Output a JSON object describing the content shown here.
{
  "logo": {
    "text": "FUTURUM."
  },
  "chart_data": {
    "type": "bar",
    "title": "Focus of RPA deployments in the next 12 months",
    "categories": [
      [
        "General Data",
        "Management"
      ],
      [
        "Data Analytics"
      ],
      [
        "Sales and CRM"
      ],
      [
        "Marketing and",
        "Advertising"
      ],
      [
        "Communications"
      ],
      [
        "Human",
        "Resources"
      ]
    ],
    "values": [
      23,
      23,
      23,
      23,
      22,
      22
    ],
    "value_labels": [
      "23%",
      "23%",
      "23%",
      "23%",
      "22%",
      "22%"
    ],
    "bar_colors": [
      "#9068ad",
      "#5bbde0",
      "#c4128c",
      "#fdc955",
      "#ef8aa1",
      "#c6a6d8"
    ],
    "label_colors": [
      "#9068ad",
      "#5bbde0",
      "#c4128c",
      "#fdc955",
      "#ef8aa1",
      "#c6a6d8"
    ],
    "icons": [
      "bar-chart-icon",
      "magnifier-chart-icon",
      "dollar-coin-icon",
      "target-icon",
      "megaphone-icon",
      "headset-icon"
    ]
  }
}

WHAT TO DO
Write out all of the records above exactly as they appear.

RESULT
Output a JSON object describing the content shown here.
{
  "logo": {
    "text": "FUTURUM."
  },
  "chart_data": {
    "type": "bar",
    "title": "Focus of RPA deployments in the next 12 months",
    "categories": [
      [
        "General Data",
        "Management"
      ],
      [
        "Data Analytics"
      ],
      [
        "Sales and CRM"
      ],
      [
        "Marketing and",
        "Advertising"
      ],
      [
        "Communications"
      ],
      [
        "Human",
        "Resources"
      ]
    ],
    "values": [
      23,
      23,
      23,
      23,
      22,
      22
    ],
    "value_labels": [
      "23%",
      "23%",
      "23%",
      "23%",
      "22%",
      "22%"
    ],
    "bar_colors": [
      "#9068ad",
      "#5bbde0",
      "#c4128c",
      "#fdc955",
      "#ef8aa1",
      "#c6a6d8"
    ],
    "label_colors": [
      "#9068ad",
      "#5bbde0",
      "#c4128c",
      "#fdc955",
      "#ef8aa1",
      "#c6a6d8"
    ],
    "icons": [
      "bar-chart-icon",
      "magnifier-chart-icon",
      "dollar-coin-icon",
      "target-icon",
      "megaphone-icon",
      "headset-icon"
    ]
  }
}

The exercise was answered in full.